**Problem requirements**
Retype the whole listing, please, keeping every line exact and dropping the pictures.

**Entries supplied**
>> BEGIN
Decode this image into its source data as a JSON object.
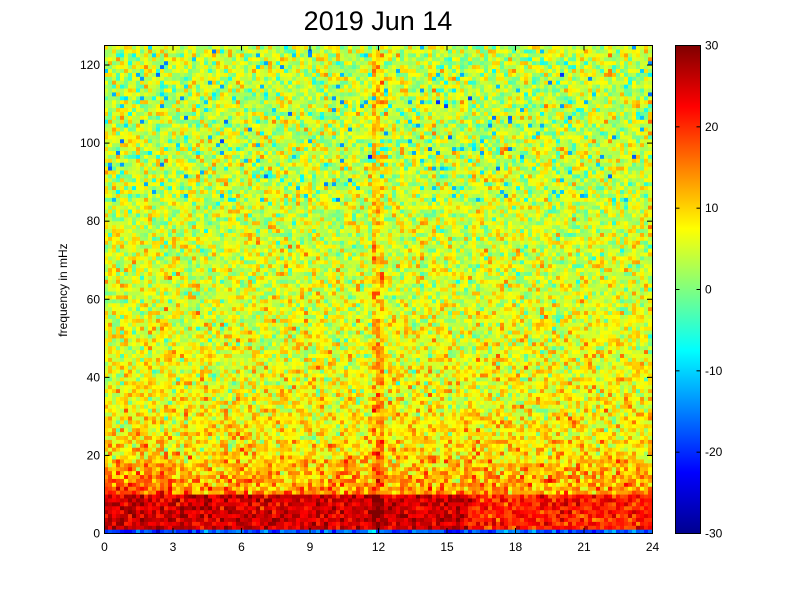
{
  "chart_data": {
    "type": "heatmap",
    "title": "2019 Jun 14",
    "xlabel": "",
    "ylabel": "frequency in mHz",
    "xlim": [
      0,
      24
    ],
    "ylim": [
      0,
      125
    ],
    "x_ticks": [
      "0",
      "3",
      "6",
      "9",
      "12",
      "15",
      "18",
      "21",
      "24"
    ],
    "y_ticks": [
      "0",
      "20",
      "40",
      "60",
      "80",
      "100",
      "120"
    ],
    "colorbar": {
      "colormap": "jet",
      "range": [
        -30,
        30
      ],
      "ticks": [
        "30",
        "20",
        "10",
        "0",
        "-10",
        "-20",
        "-30"
      ]
    },
    "features": {
      "low_freq_band_mhz": [
        1.5,
        10
      ],
      "low_freq_band_level": 25,
      "bottom_row_level": -18,
      "background_level_low": 14,
      "background_level_high": 4,
      "vertical_streak_hour": 12
    }
  }
}
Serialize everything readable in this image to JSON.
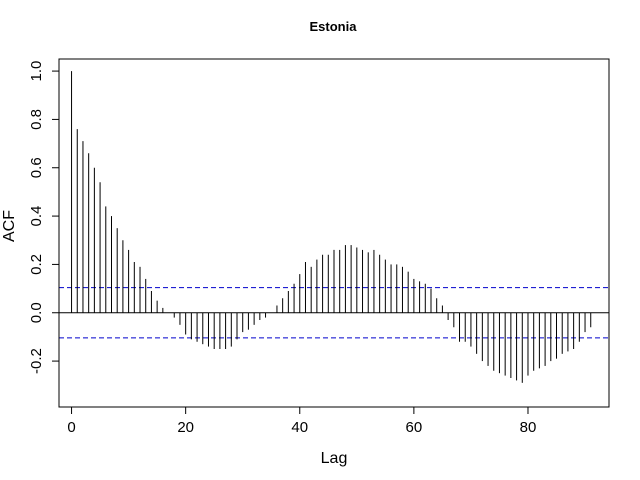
{
  "chart_data": {
    "type": "bar",
    "title": "Estonia",
    "xlabel": "Lag",
    "ylabel": "ACF",
    "xlim": [
      -2.2,
      94.2
    ],
    "ylim": [
      -0.39,
      1.05
    ],
    "xticks": [
      0,
      20,
      40,
      60,
      80
    ],
    "xtick_labels": [
      "0",
      "20",
      "40",
      "60",
      "80"
    ],
    "yticks": [
      -0.2,
      0,
      0.2,
      0.4,
      0.6,
      0.8,
      1
    ],
    "ytick_labels": [
      "-0.2",
      "0.0",
      "0.2",
      "0.4",
      "0.6",
      "0.8",
      "1.0"
    ],
    "confidence_bound": 0.104,
    "bound_color": "#0000cc",
    "bar_color": "#000000",
    "grid": false,
    "lags": [
      0,
      1,
      2,
      3,
      4,
      5,
      6,
      7,
      8,
      9,
      10,
      11,
      12,
      13,
      14,
      15,
      16,
      17,
      18,
      19,
      20,
      21,
      22,
      23,
      24,
      25,
      26,
      27,
      28,
      29,
      30,
      31,
      32,
      33,
      34,
      35,
      36,
      37,
      38,
      39,
      40,
      41,
      42,
      43,
      44,
      45,
      46,
      47,
      48,
      49,
      50,
      51,
      52,
      53,
      54,
      55,
      56,
      57,
      58,
      59,
      60,
      61,
      62,
      63,
      64,
      65,
      66,
      67,
      68,
      69,
      70,
      71,
      72,
      73,
      74,
      75,
      76,
      77,
      78,
      79,
      80,
      81,
      82,
      83,
      84,
      85,
      86,
      87,
      88,
      89,
      90,
      91
    ],
    "values": [
      1.0,
      0.76,
      0.71,
      0.66,
      0.6,
      0.54,
      0.44,
      0.4,
      0.35,
      0.3,
      0.26,
      0.21,
      0.19,
      0.14,
      0.09,
      0.05,
      0.02,
      0.0,
      -0.02,
      -0.05,
      -0.09,
      -0.11,
      -0.12,
      -0.13,
      -0.14,
      -0.15,
      -0.15,
      -0.15,
      -0.14,
      -0.11,
      -0.08,
      -0.07,
      -0.05,
      -0.03,
      -0.02,
      0.0,
      0.03,
      0.06,
      0.09,
      0.12,
      0.16,
      0.21,
      0.19,
      0.22,
      0.24,
      0.24,
      0.26,
      0.26,
      0.28,
      0.28,
      0.27,
      0.26,
      0.25,
      0.26,
      0.24,
      0.22,
      0.2,
      0.2,
      0.19,
      0.17,
      0.14,
      0.13,
      0.12,
      0.1,
      0.06,
      0.03,
      -0.03,
      -0.06,
      -0.12,
      -0.12,
      -0.14,
      -0.17,
      -0.2,
      -0.22,
      -0.24,
      -0.25,
      -0.26,
      -0.27,
      -0.28,
      -0.29,
      -0.26,
      -0.24,
      -0.23,
      -0.22,
      -0.2,
      -0.19,
      -0.17,
      -0.16,
      -0.15,
      -0.12,
      -0.08,
      -0.06
    ]
  }
}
>> END
**Output below**
Decode this image into its source data as a JSON object.
{
  "chart_data": {
    "type": "heatmap",
    "title": "2019 Jun 14",
    "xlabel": "",
    "ylabel": "frequency in mHz",
    "xlim": [
      0,
      24
    ],
    "ylim": [
      0,
      125
    ],
    "x_ticks": [
      "0",
      "3",
      "6",
      "9",
      "12",
      "15",
      "18",
      "21",
      "24"
    ],
    "y_ticks": [
      "0",
      "20",
      "40",
      "60",
      "80",
      "100",
      "120"
    ],
    "colorbar": {
      "colormap": "jet",
      "range": [
        -30,
        30
      ],
      "ticks": [
        "30",
        "20",
        "10",
        "0",
        "-10",
        "-20",
        "-30"
      ]
    },
    "features": {
      "low_freq_band_mhz": [
        1.5,
        10
      ],
      "low_freq_band_level": 25,
      "bottom_row_level": -18,
      "background_level_low": 14,
      "background_level_high": 4,
      "vertical_streak_hour": 12
    }
  }
}
Serialize everything readable in this image to JSON.
{
  "chart_data": {
    "type": "bar",
    "title": "Estonia",
    "xlabel": "Lag",
    "ylabel": "ACF",
    "xlim": [
      -2.2,
      94.2
    ],
    "ylim": [
      -0.39,
      1.05
    ],
    "xticks": [
      0,
      20,
      40,
      60,
      80
    ],
    "xtick_labels": [
      "0",
      "20",
      "40",
      "60",
      "80"
    ],
    "yticks": [
      -0.2,
      0,
      0.2,
      0.4,
      0.6,
      0.8,
      1
    ],
    "ytick_labels": [
      "-0.2",
      "0.0",
      "0.2",
      "0.4",
      "0.6",
      "0.8",
      "1.0"
    ],
    "confidence_bound": 0.104,
    "bound_color": "#0000cc",
    "bar_color": "#000000",
    "grid": false,
    "lags": [
      0,
      1,
      2,
      3,
      4,
      5,
      6,
      7,
      8,
      9,
      10,
      11,
      12,
      13,
      14,
      15,
      16,
      17,
      18,
      19,
      20,
      21,
      22,
      23,
      24,
      25,
      26,
      27,
      28,
      29,
      30,
      31,
      32,
      33,
      34,
      35,
      36,
      37,
      38,
      39,
      40,
      41,
      42,
      43,
      44,
      45,
      46,
      47,
      48,
      49,
      50,
      51,
      52,
      53,
      54,
      55,
      56,
      57,
      58,
      59,
      60,
      61,
      62,
      63,
      64,
      65,
      66,
      67,
      68,
      69,
      70,
      71,
      72,
      73,
      74,
      75,
      76,
      77,
      78,
      79,
      80,
      81,
      82,
      83,
      84,
      85,
      86,
      87,
      88,
      89,
      90,
      91
    ],
    "values": [
      1.0,
      0.76,
      0.71,
      0.66,
      0.6,
      0.54,
      0.44,
      0.4,
      0.35,
      0.3,
      0.26,
      0.21,
      0.19,
      0.14,
      0.09,
      0.05,
      0.02,
      0.0,
      -0.02,
      -0.05,
      -0.09,
      -0.11,
      -0.12,
      -0.13,
      -0.14,
      -0.15,
      -0.15,
      -0.15,
      -0.14,
      -0.11,
      -0.08,
      -0.07,
      -0.05,
      -0.03,
      -0.02,
      0.0,
      0.03,
      0.06,
      0.09,
      0.12,
      0.16,
      0.21,
      0.19,
      0.22,
      0.24,
      0.24,
      0.26,
      0.26,
      0.28,
      0.28,
      0.27,
      0.26,
      0.25,
      0.26,
      0.24,
      0.22,
      0.2,
      0.2,
      0.19,
      0.17,
      0.14,
      0.13,
      0.12,
      0.1,
      0.06,
      0.03,
      -0.03,
      -0.06,
      -0.12,
      -0.12,
      -0.14,
      -0.17,
      -0.2,
      -0.22,
      -0.24,
      -0.25,
      -0.26,
      -0.27,
      -0.28,
      -0.29,
      -0.26,
      -0.24,
      -0.23,
      -0.22,
      -0.2,
      -0.19,
      -0.17,
      -0.16,
      -0.15,
      -0.12,
      -0.08,
      -0.06
    ]
  }
}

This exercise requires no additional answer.